■ TASK PROMPT ■
Take the records underneath and set them down exactly.

Stored data entries
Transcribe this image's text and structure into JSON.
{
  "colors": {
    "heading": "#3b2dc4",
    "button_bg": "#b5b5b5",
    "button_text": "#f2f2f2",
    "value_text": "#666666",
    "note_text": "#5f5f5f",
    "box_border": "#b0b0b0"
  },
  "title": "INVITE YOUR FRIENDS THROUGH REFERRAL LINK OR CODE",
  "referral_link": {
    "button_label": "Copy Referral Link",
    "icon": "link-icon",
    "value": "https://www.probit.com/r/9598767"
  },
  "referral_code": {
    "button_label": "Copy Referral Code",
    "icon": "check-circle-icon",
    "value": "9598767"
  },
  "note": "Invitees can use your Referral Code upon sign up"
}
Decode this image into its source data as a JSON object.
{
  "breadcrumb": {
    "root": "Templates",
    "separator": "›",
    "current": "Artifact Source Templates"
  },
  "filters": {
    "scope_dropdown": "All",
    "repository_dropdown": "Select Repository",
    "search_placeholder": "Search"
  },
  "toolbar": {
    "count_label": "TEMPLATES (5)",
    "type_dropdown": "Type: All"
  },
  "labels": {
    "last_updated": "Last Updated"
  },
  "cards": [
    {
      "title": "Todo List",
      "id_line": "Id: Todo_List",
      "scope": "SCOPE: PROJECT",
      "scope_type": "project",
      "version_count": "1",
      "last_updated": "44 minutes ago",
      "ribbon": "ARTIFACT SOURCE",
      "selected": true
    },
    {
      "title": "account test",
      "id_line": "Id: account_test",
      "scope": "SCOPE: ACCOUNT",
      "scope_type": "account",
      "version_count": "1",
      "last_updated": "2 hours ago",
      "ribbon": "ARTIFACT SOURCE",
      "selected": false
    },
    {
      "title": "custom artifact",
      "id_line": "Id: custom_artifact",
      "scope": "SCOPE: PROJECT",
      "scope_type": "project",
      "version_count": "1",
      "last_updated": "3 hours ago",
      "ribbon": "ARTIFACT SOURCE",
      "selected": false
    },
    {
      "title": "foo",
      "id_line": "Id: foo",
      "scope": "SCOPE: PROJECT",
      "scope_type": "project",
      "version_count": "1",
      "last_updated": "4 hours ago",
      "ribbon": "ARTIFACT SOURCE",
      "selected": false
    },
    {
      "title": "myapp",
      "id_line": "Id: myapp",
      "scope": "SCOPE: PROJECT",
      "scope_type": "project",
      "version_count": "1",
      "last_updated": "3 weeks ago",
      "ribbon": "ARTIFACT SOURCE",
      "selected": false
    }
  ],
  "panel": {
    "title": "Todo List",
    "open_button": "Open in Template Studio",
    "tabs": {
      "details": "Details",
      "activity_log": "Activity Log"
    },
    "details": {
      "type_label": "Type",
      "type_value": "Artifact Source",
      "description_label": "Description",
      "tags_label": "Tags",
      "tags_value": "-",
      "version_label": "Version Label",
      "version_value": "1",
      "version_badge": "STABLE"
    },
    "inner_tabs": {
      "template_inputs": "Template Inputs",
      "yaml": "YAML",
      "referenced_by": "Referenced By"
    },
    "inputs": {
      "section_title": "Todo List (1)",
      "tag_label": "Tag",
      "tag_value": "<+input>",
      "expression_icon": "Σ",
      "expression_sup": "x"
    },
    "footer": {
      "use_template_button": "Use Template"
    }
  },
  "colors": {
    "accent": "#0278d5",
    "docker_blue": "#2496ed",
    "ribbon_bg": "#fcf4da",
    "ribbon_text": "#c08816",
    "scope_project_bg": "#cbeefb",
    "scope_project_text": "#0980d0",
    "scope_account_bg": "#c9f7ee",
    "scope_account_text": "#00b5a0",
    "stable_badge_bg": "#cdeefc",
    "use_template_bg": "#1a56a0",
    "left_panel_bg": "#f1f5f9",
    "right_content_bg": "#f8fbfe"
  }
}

■ THE SOLUTION ■
Transcribe this image's text and structure into JSON.
{
  "colors": {
    "heading": "#3b2dc4",
    "button_bg": "#b5b5b5",
    "button_text": "#f2f2f2",
    "value_text": "#666666",
    "note_text": "#5f5f5f",
    "box_border": "#b0b0b0"
  },
  "title": "INVITE YOUR FRIENDS THROUGH REFERRAL LINK OR CODE",
  "referral_link": {
    "button_label": "Copy Referral Link",
    "icon": "link-icon",
    "value": "https://www.probit.com/r/9598767"
  },
  "referral_code": {
    "button_label": "Copy Referral Code",
    "icon": "check-circle-icon",
    "value": "9598767"
  },
  "note": "Invitees can use your Referral Code upon sign up"
}
Decode this image into its source data as a JSON object.
{
  "breadcrumb": {
    "root": "Templates",
    "separator": "›",
    "current": "Artifact Source Templates"
  },
  "filters": {
    "scope_dropdown": "All",
    "repository_dropdown": "Select Repository",
    "search_placeholder": "Search"
  },
  "toolbar": {
    "count_label": "TEMPLATES (5)",
    "type_dropdown": "Type: All"
  },
  "labels": {
    "last_updated": "Last Updated"
  },
  "cards": [
    {
      "title": "Todo List",
      "id_line": "Id: Todo_List",
      "scope": "SCOPE: PROJECT",
      "scope_type": "project",
      "version_count": "1",
      "last_updated": "44 minutes ago",
      "ribbon": "ARTIFACT SOURCE",
      "selected": true
    },
    {
      "title": "account test",
      "id_line": "Id: account_test",
      "scope": "SCOPE: ACCOUNT",
      "scope_type": "account",
      "version_count": "1",
      "last_updated": "2 hours ago",
      "ribbon": "ARTIFACT SOURCE",
      "selected": false
    },
    {
      "title": "custom artifact",
      "id_line": "Id: custom_artifact",
      "scope": "SCOPE: PROJECT",
      "scope_type": "project",
      "version_count": "1",
      "last_updated": "3 hours ago",
      "ribbon": "ARTIFACT SOURCE",
      "selected": false
    },
    {
      "title": "foo",
      "id_line": "Id: foo",
      "scope": "SCOPE: PROJECT",
      "scope_type": "project",
      "version_count": "1",
      "last_updated": "4 hours ago",
      "ribbon": "ARTIFACT SOURCE",
      "selected": false
    },
    {
      "title": "myapp",
      "id_line": "Id: myapp",
      "scope": "SCOPE: PROJECT",
      "scope_type": "project",
      "version_count": "1",
      "last_updated": "3 weeks ago",
      "ribbon": "ARTIFACT SOURCE",
      "selected": false
    }
  ],
  "panel": {
    "title": "Todo List",
    "open_button": "Open in Template Studio",
    "tabs": {
      "details": "Details",
      "activity_log": "Activity Log"
    },
    "details": {
      "type_label": "Type",
      "type_value": "Artifact Source",
      "description_label": "Description",
      "tags_label": "Tags",
      "tags_value": "-",
      "version_label": "Version Label",
      "version_value": "1",
      "version_badge": "STABLE"
    },
    "inner_tabs": {
      "template_inputs": "Template Inputs",
      "yaml": "YAML",
      "referenced_by": "Referenced By"
    },
    "inputs": {
      "section_title": "Todo List (1)",
      "tag_label": "Tag",
      "tag_value": "<+input>",
      "expression_icon": "Σ",
      "expression_sup": "x"
    },
    "footer": {
      "use_template_button": "Use Template"
    }
  },
  "colors": {
    "accent": "#0278d5",
    "docker_blue": "#2496ed",
    "ribbon_bg": "#fcf4da",
    "ribbon_text": "#c08816",
    "scope_project_bg": "#cbeefb",
    "scope_project_text": "#0980d0",
    "scope_account_bg": "#c9f7ee",
    "scope_account_text": "#00b5a0",
    "stable_badge_bg": "#cdeefc",
    "use_template_bg": "#1a56a0",
    "left_panel_bg": "#f1f5f9",
    "right_content_bg": "#f8fbfe"
  }
}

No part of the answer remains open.